Prompt: Only lines with the string "structured" matter here; gather them from the material below.

Items listed in a dataset:
↓

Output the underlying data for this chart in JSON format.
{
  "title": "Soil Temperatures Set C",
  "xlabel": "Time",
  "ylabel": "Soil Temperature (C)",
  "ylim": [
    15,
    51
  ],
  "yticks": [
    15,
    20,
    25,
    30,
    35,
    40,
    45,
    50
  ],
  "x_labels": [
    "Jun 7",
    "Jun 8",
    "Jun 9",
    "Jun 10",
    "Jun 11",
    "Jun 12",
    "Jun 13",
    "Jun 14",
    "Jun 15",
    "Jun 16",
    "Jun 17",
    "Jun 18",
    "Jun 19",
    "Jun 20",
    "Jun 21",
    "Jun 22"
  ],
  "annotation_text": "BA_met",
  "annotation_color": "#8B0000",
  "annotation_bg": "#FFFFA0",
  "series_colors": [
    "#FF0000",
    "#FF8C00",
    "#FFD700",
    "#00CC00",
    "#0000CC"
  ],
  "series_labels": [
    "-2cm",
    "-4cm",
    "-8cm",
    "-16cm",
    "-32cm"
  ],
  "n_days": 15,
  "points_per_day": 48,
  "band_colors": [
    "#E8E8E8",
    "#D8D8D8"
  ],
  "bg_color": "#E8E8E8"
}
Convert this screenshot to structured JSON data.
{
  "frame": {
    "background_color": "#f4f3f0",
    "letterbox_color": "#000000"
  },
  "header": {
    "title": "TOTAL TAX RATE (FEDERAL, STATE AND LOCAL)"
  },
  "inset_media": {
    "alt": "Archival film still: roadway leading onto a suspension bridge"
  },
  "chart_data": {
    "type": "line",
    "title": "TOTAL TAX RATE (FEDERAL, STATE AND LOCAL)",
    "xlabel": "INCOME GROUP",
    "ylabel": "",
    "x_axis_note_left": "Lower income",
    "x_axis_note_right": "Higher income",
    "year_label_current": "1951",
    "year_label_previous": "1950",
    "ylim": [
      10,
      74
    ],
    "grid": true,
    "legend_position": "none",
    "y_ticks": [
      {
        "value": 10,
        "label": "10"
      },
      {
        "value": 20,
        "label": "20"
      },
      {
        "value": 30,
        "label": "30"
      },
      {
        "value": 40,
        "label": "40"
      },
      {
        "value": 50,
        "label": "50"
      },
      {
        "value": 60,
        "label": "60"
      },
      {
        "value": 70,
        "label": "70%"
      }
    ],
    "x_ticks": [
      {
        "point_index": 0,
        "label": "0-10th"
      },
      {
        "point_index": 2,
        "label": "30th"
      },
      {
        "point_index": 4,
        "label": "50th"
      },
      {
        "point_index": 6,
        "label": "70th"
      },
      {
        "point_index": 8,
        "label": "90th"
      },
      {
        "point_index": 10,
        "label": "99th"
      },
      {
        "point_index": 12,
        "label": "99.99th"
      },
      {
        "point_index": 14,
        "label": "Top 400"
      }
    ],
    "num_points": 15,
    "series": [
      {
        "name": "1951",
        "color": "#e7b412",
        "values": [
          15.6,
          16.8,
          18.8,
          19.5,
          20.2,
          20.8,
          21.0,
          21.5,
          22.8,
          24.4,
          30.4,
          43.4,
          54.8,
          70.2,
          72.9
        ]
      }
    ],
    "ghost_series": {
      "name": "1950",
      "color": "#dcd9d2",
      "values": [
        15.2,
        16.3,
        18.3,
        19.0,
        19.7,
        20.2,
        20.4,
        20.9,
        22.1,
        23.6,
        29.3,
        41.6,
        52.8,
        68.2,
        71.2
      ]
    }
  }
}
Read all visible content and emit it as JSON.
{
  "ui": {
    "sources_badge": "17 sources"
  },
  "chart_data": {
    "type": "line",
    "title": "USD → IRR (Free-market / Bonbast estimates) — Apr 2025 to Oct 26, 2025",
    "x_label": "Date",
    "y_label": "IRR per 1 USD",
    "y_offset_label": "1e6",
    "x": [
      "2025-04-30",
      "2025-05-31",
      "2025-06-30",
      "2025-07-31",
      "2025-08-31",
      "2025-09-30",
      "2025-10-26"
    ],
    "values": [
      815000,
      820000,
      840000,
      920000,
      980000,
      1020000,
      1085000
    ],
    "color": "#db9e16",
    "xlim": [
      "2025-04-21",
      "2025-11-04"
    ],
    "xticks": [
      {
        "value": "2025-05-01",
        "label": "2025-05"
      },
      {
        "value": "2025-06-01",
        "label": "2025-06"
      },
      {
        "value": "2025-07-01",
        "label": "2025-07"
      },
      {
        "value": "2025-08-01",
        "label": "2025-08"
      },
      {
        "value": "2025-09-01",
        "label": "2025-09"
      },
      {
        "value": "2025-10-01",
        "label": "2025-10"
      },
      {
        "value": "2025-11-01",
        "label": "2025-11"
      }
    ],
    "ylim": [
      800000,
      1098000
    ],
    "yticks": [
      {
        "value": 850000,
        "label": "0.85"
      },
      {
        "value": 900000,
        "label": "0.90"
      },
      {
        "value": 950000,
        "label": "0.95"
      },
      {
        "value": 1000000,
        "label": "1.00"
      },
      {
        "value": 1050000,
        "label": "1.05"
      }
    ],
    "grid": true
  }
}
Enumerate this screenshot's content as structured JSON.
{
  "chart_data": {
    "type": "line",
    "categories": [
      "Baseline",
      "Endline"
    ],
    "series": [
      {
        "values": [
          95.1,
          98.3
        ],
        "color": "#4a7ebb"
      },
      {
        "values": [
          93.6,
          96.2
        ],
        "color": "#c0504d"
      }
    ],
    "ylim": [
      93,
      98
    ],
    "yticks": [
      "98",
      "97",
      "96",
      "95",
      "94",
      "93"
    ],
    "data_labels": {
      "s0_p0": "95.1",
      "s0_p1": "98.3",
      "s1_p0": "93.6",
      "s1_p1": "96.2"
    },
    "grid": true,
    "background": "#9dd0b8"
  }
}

↑

Final answer:
Convert this screenshot to structured JSON data.
Enumerate this screenshot's content as structured JSON.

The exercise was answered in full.